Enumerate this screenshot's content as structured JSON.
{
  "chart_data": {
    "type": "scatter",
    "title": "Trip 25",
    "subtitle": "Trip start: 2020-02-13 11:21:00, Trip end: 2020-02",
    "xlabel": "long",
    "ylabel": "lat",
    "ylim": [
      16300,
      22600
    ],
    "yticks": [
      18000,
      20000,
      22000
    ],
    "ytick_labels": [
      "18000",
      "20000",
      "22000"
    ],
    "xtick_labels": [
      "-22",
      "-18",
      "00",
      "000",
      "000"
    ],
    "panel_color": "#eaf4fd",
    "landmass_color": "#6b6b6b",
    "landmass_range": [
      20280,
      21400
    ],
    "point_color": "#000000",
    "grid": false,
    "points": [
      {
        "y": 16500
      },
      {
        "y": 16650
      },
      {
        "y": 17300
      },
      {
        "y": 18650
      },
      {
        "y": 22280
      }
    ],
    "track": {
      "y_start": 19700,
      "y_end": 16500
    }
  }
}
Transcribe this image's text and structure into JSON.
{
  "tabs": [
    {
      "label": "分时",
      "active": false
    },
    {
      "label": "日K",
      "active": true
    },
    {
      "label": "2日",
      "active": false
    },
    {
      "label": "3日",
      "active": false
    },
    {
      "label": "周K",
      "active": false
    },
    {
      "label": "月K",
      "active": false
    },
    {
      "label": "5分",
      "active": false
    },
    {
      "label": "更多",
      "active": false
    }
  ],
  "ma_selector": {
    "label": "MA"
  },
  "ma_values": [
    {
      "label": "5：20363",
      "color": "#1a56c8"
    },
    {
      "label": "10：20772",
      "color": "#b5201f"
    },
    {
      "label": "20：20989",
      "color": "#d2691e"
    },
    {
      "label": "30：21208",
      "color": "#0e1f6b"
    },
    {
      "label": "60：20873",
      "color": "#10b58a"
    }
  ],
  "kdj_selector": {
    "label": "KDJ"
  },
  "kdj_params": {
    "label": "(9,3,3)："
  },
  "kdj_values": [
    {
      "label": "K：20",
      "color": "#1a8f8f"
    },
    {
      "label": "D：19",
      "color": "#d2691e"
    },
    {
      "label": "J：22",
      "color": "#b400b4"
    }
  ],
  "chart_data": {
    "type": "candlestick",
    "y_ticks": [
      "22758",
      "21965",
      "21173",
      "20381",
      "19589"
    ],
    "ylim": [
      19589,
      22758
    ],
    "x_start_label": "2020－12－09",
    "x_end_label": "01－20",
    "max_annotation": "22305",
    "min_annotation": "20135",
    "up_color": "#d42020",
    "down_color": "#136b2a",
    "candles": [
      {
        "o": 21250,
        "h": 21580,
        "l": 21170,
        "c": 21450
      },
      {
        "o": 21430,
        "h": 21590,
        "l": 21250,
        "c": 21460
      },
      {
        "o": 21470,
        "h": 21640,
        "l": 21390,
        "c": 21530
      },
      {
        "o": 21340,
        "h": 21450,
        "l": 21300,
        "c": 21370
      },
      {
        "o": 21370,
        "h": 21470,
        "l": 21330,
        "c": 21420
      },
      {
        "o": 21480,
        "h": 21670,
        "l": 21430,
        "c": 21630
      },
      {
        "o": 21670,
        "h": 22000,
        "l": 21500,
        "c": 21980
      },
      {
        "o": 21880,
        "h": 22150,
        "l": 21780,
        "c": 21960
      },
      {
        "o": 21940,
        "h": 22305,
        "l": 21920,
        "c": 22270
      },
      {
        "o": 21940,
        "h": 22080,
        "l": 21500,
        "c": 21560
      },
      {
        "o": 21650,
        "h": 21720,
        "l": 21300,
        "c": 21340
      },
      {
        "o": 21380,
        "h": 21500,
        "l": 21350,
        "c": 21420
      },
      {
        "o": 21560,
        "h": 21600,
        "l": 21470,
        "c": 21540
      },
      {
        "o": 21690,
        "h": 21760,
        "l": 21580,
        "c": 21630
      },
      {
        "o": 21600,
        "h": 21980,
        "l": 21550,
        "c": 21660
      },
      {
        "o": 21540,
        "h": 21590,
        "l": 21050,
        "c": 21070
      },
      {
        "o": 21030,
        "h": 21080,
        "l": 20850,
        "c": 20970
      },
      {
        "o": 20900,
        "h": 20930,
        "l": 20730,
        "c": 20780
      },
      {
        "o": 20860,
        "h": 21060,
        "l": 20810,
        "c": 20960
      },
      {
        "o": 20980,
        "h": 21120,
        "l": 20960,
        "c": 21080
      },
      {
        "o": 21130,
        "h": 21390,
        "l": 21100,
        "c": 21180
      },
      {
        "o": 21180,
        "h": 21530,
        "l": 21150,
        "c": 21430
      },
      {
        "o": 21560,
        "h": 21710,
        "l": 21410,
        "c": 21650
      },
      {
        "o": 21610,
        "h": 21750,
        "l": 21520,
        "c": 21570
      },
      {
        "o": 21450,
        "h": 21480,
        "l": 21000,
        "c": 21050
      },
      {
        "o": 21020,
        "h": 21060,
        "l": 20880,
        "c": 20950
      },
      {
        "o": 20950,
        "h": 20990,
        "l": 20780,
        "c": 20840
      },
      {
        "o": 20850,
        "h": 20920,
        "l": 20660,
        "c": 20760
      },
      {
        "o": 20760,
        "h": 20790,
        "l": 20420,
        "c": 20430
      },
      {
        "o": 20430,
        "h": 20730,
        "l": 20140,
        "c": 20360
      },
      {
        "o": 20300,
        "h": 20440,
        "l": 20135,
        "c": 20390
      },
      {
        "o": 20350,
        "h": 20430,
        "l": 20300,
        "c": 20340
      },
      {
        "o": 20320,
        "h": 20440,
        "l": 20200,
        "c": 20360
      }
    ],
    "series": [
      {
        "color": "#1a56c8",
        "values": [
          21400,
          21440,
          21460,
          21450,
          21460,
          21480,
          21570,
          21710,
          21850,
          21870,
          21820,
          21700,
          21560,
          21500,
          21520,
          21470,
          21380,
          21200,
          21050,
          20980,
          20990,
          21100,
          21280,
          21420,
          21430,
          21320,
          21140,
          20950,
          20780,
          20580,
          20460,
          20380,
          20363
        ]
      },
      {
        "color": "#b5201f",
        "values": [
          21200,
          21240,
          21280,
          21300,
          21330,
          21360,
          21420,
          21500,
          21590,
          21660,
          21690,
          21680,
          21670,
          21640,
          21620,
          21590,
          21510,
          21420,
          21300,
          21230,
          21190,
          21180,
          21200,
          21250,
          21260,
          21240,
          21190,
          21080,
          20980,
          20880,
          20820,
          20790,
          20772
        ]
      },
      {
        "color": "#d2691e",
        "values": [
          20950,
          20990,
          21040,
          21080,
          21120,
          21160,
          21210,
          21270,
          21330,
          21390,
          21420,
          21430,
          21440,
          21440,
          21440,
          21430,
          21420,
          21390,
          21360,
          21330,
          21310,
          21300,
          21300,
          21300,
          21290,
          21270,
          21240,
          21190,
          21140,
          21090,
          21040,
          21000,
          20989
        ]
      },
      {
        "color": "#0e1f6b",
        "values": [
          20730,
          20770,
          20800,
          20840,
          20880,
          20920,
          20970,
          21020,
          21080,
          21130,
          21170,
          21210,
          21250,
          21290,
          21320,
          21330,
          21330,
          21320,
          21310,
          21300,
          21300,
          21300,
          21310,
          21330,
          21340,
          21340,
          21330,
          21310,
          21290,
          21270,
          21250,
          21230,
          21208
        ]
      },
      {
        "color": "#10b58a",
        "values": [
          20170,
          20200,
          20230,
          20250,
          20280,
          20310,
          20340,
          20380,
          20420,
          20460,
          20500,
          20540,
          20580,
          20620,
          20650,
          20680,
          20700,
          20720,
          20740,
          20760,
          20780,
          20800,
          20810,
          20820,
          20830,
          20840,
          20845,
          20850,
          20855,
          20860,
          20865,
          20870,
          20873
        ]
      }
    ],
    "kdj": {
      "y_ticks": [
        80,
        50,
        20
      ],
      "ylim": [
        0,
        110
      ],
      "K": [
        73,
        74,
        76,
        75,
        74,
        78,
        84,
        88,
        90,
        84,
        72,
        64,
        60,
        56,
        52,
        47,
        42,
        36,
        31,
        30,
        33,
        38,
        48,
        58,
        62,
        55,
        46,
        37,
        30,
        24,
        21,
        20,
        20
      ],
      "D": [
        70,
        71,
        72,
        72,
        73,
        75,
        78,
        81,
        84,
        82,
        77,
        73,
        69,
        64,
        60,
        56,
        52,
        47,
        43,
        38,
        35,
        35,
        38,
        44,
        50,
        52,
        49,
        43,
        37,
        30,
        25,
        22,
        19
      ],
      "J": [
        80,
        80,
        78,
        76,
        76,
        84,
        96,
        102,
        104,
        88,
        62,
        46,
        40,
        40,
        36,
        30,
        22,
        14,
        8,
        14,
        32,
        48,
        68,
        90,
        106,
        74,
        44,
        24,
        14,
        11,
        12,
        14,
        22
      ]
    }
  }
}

### Stated goal
Using the material above, count the lines containing the word "Trip". Reply with the number alone.

### Answer to the problem
2